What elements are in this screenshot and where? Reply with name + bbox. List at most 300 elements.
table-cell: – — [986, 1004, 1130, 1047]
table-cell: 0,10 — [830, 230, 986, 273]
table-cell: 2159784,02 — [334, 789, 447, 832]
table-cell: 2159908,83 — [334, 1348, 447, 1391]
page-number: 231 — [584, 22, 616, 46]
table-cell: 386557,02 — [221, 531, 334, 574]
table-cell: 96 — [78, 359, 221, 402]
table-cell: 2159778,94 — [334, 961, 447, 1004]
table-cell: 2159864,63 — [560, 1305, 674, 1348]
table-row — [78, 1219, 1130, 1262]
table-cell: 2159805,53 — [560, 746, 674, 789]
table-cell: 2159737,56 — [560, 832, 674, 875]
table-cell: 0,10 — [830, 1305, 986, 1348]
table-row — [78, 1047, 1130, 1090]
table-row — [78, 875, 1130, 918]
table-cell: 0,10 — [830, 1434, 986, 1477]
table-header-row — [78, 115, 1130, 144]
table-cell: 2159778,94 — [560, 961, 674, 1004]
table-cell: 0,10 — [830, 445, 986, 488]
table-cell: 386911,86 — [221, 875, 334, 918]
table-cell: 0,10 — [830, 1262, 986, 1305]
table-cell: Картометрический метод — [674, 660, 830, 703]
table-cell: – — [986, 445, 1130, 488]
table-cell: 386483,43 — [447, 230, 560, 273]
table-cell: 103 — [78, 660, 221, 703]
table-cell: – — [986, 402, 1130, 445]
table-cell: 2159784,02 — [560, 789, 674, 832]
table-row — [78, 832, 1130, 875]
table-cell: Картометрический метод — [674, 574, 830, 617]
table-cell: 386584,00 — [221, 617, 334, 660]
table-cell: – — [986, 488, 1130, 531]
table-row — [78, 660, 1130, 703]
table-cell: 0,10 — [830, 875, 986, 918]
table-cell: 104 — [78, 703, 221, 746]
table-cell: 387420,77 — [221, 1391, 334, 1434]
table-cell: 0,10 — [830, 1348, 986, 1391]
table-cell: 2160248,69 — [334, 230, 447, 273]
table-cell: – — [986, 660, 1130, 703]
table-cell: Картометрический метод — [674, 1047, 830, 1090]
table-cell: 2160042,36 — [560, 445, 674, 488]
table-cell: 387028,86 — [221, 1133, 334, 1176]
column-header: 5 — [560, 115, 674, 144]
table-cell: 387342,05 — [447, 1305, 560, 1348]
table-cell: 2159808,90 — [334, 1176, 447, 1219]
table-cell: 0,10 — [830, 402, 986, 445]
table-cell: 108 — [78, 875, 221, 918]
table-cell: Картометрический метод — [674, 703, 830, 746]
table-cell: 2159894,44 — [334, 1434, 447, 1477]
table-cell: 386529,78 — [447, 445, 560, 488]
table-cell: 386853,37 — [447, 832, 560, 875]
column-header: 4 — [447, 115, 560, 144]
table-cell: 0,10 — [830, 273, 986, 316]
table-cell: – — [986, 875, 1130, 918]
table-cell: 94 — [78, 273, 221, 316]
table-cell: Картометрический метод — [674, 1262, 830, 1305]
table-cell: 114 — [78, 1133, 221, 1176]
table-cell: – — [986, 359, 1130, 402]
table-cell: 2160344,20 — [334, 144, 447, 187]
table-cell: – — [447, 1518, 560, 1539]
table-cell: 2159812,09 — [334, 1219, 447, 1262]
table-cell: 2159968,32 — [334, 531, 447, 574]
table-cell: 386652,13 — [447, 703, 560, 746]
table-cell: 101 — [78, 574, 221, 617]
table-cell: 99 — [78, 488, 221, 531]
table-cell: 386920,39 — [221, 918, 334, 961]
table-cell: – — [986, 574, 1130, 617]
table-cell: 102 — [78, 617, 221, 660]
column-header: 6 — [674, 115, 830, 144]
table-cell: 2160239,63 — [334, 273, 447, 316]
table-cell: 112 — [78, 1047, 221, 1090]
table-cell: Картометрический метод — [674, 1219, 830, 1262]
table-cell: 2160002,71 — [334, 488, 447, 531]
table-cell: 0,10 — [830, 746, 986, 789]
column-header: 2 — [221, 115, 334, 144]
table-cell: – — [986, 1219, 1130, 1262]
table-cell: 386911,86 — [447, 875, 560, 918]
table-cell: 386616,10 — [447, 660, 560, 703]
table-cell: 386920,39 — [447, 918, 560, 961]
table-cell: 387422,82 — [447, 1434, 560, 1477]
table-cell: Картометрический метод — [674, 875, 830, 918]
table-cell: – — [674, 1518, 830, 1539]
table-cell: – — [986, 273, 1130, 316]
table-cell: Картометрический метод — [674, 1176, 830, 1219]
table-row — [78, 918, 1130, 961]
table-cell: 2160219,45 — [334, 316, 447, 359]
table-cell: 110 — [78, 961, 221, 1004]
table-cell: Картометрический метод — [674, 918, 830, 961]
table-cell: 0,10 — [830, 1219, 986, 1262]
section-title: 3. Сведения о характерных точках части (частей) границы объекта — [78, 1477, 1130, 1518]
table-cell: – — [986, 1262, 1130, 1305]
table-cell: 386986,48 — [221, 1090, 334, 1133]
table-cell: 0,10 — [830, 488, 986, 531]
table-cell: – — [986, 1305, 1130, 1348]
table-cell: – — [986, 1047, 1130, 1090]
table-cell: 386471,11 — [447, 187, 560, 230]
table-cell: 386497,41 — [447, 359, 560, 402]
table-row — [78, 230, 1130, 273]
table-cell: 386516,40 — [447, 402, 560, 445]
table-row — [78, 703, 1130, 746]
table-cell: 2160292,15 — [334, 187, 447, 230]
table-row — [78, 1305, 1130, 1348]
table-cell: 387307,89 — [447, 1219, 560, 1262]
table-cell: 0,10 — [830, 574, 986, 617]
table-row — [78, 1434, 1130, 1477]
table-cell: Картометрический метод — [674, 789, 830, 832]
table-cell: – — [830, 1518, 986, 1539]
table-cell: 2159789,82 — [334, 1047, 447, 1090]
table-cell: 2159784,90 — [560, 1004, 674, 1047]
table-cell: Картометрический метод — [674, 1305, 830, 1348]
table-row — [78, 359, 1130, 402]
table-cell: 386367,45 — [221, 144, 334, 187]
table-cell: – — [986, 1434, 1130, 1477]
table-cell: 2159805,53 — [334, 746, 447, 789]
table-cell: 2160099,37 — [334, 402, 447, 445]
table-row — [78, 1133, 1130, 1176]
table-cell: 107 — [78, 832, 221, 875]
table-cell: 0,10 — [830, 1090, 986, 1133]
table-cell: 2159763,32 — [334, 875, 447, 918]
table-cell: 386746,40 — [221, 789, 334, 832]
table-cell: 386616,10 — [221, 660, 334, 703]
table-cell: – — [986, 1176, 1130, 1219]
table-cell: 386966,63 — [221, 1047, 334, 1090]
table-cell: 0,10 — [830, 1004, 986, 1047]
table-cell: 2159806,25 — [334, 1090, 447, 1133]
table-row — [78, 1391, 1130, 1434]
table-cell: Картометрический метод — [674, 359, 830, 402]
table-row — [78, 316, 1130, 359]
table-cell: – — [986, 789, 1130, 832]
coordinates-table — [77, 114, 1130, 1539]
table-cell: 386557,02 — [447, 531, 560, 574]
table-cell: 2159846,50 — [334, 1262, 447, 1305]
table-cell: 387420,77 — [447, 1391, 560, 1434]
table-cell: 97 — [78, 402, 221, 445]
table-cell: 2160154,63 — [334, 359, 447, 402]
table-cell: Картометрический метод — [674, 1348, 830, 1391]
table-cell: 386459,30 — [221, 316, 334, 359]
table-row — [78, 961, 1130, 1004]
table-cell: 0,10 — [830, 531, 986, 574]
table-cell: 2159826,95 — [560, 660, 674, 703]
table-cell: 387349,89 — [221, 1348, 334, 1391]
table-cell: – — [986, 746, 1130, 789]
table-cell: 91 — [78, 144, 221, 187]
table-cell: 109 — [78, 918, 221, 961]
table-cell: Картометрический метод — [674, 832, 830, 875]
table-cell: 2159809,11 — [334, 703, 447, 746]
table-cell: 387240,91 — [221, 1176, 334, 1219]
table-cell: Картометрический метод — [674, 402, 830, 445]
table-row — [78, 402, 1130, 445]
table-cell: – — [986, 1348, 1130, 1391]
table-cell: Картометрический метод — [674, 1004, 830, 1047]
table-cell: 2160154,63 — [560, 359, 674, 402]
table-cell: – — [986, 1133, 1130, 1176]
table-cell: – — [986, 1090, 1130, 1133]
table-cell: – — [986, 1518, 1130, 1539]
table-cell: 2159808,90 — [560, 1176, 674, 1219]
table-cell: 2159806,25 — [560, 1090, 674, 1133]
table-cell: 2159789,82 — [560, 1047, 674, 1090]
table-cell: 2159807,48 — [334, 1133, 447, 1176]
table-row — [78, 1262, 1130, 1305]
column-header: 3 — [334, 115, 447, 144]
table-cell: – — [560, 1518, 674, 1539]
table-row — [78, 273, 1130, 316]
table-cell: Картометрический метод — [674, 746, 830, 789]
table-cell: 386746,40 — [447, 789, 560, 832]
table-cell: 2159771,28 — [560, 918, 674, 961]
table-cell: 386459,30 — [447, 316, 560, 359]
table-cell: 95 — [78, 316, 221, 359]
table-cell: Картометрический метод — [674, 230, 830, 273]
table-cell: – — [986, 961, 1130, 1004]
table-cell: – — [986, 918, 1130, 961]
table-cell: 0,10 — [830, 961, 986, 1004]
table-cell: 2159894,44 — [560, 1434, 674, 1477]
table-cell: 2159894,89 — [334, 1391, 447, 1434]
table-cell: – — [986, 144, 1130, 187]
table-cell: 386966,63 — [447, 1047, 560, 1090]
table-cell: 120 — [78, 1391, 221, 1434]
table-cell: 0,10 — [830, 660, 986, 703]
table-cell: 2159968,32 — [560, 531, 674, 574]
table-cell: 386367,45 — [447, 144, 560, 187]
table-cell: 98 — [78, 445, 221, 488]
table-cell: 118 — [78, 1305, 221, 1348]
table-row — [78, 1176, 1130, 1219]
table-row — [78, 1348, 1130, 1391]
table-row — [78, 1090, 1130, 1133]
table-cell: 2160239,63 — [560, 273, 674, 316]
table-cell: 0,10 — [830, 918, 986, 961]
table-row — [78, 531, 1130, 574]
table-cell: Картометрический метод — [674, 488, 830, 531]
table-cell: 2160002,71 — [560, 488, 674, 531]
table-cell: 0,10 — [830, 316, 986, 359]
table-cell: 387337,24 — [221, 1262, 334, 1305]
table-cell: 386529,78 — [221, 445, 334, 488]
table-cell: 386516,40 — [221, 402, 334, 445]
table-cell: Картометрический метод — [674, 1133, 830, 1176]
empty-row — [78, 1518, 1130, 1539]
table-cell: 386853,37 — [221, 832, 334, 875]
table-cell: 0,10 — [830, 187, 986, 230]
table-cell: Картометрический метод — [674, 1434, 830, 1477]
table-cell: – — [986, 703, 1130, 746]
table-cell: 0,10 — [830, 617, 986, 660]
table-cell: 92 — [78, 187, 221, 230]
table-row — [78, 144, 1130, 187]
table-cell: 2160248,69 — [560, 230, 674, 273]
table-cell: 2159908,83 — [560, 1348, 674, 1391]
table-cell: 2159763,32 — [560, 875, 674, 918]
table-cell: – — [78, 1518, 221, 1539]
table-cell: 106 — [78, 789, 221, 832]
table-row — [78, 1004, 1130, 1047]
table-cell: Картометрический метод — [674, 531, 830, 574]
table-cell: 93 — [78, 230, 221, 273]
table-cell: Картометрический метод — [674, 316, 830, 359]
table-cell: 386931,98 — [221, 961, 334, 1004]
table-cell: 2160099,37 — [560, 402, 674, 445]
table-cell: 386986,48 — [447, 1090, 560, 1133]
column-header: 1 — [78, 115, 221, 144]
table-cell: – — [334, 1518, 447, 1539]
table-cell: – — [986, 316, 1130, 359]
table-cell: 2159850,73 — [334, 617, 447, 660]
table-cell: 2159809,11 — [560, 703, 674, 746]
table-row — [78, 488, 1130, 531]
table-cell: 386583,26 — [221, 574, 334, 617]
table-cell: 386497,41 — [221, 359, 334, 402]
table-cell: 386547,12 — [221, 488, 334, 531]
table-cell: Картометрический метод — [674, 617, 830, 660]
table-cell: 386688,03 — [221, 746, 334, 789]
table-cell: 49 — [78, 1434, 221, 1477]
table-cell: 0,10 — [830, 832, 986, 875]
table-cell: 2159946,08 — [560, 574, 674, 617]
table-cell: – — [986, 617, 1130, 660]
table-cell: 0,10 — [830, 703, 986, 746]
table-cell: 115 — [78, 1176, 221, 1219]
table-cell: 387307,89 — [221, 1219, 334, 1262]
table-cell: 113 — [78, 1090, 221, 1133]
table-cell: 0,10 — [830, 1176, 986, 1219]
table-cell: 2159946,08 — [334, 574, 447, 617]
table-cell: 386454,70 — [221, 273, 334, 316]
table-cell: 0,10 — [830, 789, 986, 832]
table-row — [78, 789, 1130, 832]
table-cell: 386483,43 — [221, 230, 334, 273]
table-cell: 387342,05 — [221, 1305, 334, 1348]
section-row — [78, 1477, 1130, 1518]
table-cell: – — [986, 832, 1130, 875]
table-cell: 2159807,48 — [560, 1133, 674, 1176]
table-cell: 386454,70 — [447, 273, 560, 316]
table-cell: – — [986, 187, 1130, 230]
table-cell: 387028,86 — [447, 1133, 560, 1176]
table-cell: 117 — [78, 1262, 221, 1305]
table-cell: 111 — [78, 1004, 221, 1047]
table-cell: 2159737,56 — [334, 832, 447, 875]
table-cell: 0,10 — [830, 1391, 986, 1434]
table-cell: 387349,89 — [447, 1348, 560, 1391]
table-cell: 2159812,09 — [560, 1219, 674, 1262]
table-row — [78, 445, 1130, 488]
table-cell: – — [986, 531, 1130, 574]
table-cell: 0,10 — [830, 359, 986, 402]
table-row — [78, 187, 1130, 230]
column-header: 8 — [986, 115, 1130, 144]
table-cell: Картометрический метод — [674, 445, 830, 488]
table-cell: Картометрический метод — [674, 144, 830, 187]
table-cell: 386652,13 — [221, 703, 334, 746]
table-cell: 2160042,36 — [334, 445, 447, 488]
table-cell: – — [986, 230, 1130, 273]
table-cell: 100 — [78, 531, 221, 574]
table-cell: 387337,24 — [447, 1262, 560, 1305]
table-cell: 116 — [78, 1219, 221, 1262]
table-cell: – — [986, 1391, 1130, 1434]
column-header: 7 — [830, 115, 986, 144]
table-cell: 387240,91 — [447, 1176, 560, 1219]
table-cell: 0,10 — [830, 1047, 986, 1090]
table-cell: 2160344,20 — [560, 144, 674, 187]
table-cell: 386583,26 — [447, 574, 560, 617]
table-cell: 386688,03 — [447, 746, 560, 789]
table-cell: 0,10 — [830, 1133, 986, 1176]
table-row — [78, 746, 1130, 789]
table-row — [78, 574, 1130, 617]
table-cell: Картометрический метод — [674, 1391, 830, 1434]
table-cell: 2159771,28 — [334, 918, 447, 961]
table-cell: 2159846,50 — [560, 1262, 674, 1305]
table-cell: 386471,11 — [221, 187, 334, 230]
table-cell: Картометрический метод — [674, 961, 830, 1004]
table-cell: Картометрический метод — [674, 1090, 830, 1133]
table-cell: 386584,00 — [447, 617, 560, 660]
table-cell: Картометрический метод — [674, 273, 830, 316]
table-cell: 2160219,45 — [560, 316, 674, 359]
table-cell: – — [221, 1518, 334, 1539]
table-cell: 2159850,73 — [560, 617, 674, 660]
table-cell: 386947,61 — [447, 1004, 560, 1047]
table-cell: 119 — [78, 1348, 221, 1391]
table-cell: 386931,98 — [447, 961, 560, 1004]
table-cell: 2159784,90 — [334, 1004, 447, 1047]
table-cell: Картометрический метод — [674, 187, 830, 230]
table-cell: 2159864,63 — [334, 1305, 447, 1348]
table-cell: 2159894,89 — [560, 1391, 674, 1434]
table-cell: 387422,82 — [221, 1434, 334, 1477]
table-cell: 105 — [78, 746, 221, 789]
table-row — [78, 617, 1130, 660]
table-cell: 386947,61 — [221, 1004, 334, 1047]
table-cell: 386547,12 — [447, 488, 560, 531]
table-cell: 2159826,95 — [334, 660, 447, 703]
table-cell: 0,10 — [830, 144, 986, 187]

□ □ □ □

YOUR TASK
In the rows starting at the first one and ending at the one containing "column-header: 4 — [447, 115, 560, 144]", swap "Картометрический метод" for "Аналитический метод" and give those rows again with nothing else altered.

OUTPUT FOR THIS EXERCISE
What elements are in this screenshot and where? Reply with name + bbox. List at most 300 elements.
table-cell: – — [986, 1004, 1130, 1047]
table-cell: 0,10 — [830, 230, 986, 273]
table-cell: 2159784,02 — [334, 789, 447, 832]
table-cell: 2159908,83 — [334, 1348, 447, 1391]
page-number: 231 — [584, 22, 616, 46]
table-cell: 386557,02 — [221, 531, 334, 574]
table-cell: 96 — [78, 359, 221, 402]
table-cell: 2159778,94 — [334, 961, 447, 1004]
table-cell: 2159864,63 — [560, 1305, 674, 1348]
table-row — [78, 1219, 1130, 1262]
table-cell: 2159805,53 — [560, 746, 674, 789]
table-cell: 2159737,56 — [560, 832, 674, 875]
table-cell: 0,10 — [830, 1305, 986, 1348]
table-row — [78, 1047, 1130, 1090]
table-row — [78, 875, 1130, 918]
table-cell: 0,10 — [830, 1434, 986, 1477]
table-header-row — [78, 115, 1130, 144]
table-cell: 2159778,94 — [560, 961, 674, 1004]
table-cell: 0,10 — [830, 445, 986, 488]
table-cell: 386911,86 — [221, 875, 334, 918]
table-cell: 0,10 — [830, 1262, 986, 1305]
table-cell: Аналитический метод — [674, 660, 830, 703]
table-cell: – — [986, 445, 1130, 488]
table-cell: 386483,43 — [447, 230, 560, 273]
table-cell: 103 — [78, 660, 221, 703]
table-cell: – — [986, 402, 1130, 445]
table-cell: 2159784,02 — [560, 789, 674, 832]
table-row — [78, 832, 1130, 875]
table-cell: Аналитический метод — [674, 574, 830, 617]
table-cell: 386584,00 — [221, 617, 334, 660]
table-cell: – — [986, 488, 1130, 531]
table-row — [78, 660, 1130, 703]
table-cell: 0,10 — [830, 875, 986, 918]
table-cell: 104 — [78, 703, 221, 746]
table-cell: 387420,77 — [221, 1391, 334, 1434]
table-cell: 0,10 — [830, 1348, 986, 1391]
table-cell: 2160248,69 — [334, 230, 447, 273]
table-cell: – — [986, 660, 1130, 703]
table-cell: Аналитический метод — [674, 1047, 830, 1090]
table-cell: 2160042,36 — [560, 445, 674, 488]
table-cell: 387028,86 — [221, 1133, 334, 1176]
column-header: 5 — [560, 115, 674, 144]
table-cell: 387342,05 — [447, 1305, 560, 1348]
table-cell: 2159808,90 — [334, 1176, 447, 1219]
table-cell: 0,10 — [830, 402, 986, 445]
table-cell: 108 — [78, 875, 221, 918]
table-cell: Аналитический метод — [674, 703, 830, 746]
table-cell: 2159894,44 — [334, 1434, 447, 1477]
table-cell: 386529,78 — [447, 445, 560, 488]
table-cell: 386853,37 — [447, 832, 560, 875]
column-header: 4 — [447, 115, 560, 144]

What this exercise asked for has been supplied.